**WHAT IS NEEDED**
Make an exact copy of the records, dropping all pictures.

━━━━━━━━━━━━━━━━

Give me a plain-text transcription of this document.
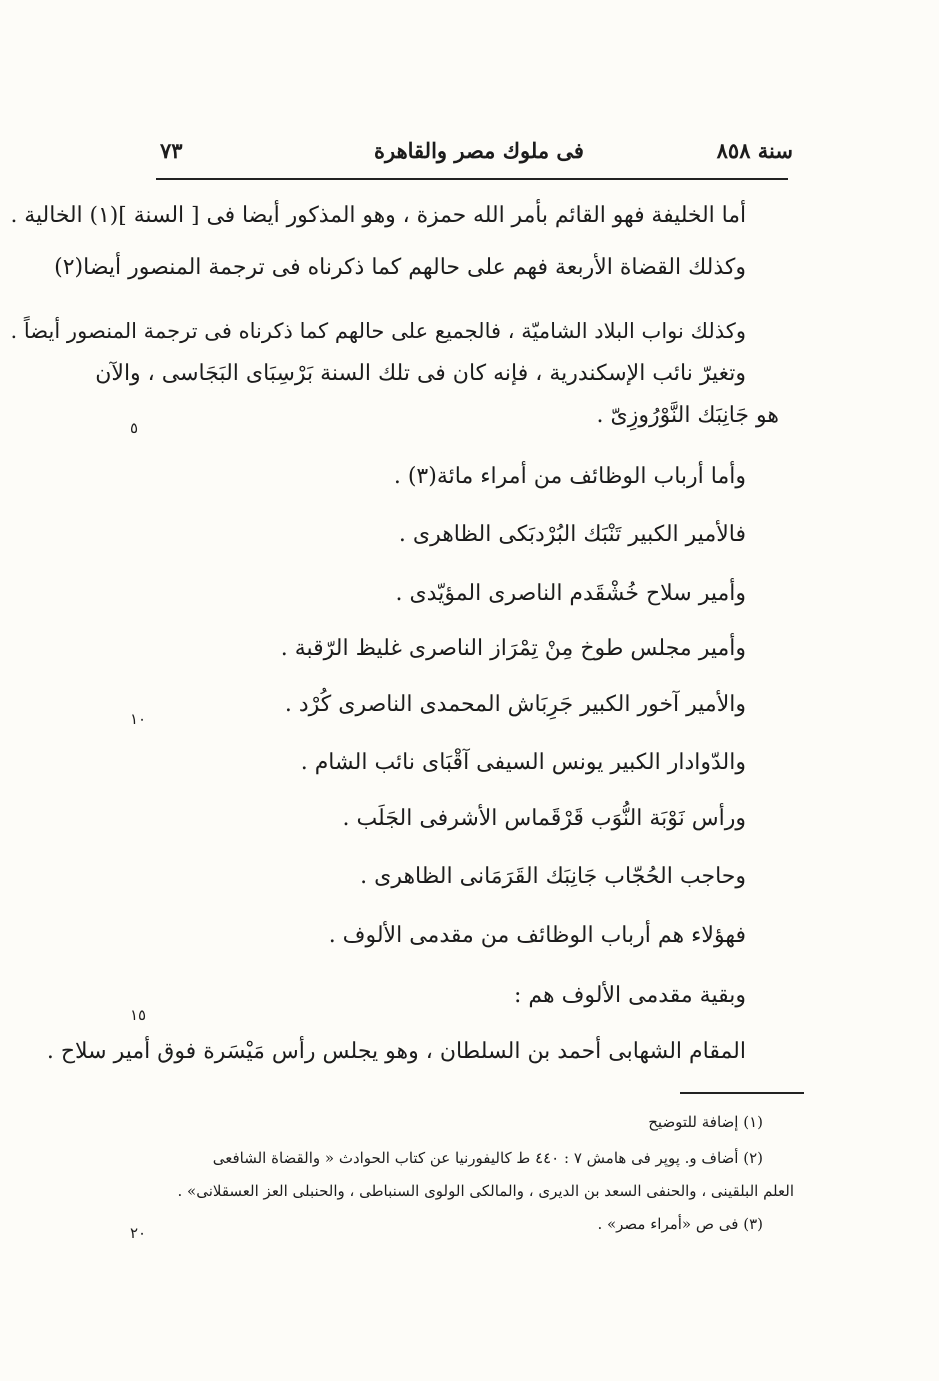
سنة ٨٥٨
فى ملوك مصر والقاهرة
٧٣
أما الخليفة فهو القائم بأمر الله حمزة ، وهو المذكور أيضا فى [ السنة ](١) الخالية .
وكذلك القضاة الأربعة فهم على حالهم كما ذكرناه فى ترجمة المنصور أيضا(٢)
وكذلك نواب البلاد الشاميّة ، فالجميع على حالهم كما ذكرناه فى ترجمة المنصور أيضاً .
وتغيرّ نائب الإسكندرية ، فإنه كان فى تلك السنة بَرْسِبَاى البَجَاسى ، والآن
هو جَانِبَك النَّوْرُوزِىّ .
وأما أرباب الوظائف من أمراء مائة(٣) .
فالأمير الكبير تَنْبَك البُرْدبَكى الظاهرى .
وأمير سلاح خُشْقَدم الناصرى المؤيّدى .
وأمير مجلس طوخ مِنْ تِمْرَاز الناصرى غليظ الرّقبة .
والأمير آخور الكبير جَرِبَاش المحمدى الناصرى كُرْد .
والدّوادار الكبير يونس السيفى آقْبَاى نائب الشام .
ورأس نَوْبَة النُّوَب قَرْقَماس الأشرفى الجَلَب .
وحاجب الحُجّاب جَانِبَك القَرَمَانى الظاهرى .
فهؤلاء هم أرباب الوظائف من مقدمى الألوف .
وبقية مقدمى الألوف هم :
المقام الشهابى أحمد بن السلطان ، وهو يجلس رأس مَيْسَرة فوق أمير سلاح .
٥
١٠
١٥
٢٠
(١) إضافة للتوضيح
(٢) أضاف و. پوپر فى هامش ٧ : ٤٤٠ ط كاليفورنيا عن كتاب الحوادث « والقضاة الشافعى
العلم البلقينى ، والحنفى السعد بن الديرى ، والمالكى الولوى السنباطى ، والحنبلى العز العسقلانى» .
(٣) فى ص «أمراء مصر» .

━━━━━━━━━━━━━━━━

**FINAL RESULT**
Give me a plain-text transcription of this document.
سنة ٨٥٨
فى ملوك مصر والقاهرة
٧٣
أما الخليفة فهو القائم بأمر الله حمزة ، وهو المذكور أيضا فى [ السنة ](١) الخالية .
وكذلك القضاة الأربعة فهم على حالهم كما ذكرناه فى ترجمة المنصور أيضا(٢)
وكذلك نواب البلاد الشاميّة ، فالجميع على حالهم كما ذكرناه فى ترجمة المنصور أيضاً .
وتغيرّ نائب الإسكندرية ، فإنه كان فى تلك السنة بَرْسِبَاى البَجَاسى ، والآن
هو جَانِبَك النَّوْرُوزِىّ .
وأما أرباب الوظائف من أمراء مائة(٣) .
فالأمير الكبير تَنْبَك البُرْدبَكى الظاهرى .
وأمير سلاح خُشْقَدم الناصرى المؤيّدى .
وأمير مجلس طوخ مِنْ تِمْرَاز الناصرى غليظ الرّقبة .
والأمير آخور الكبير جَرِبَاش المحمدى الناصرى كُرْد .
والدّوادار الكبير يونس السيفى آقْبَاى نائب الشام .
ورأس نَوْبَة النُّوَب قَرْقَماس الأشرفى الجَلَب .
وحاجب الحُجّاب جَانِبَك القَرَمَانى الظاهرى .
فهؤلاء هم أرباب الوظائف من مقدمى الألوف .
وبقية مقدمى الألوف هم :
المقام الشهابى أحمد بن السلطان ، وهو يجلس رأس مَيْسَرة فوق أمير سلاح .
٥
١٠
١٥
٢٠
(١) إضافة للتوضيح
(٢) أضاف و. پوپر فى هامش ٧ : ٤٤٠ ط كاليفورنيا عن كتاب الحوادث « والقضاة الشافعى
العلم البلقينى ، والحنفى السعد بن الديرى ، والمالكى الولوى السنباطى ، والحنبلى العز العسقلانى» .
(٣) فى ص «أمراء مصر» .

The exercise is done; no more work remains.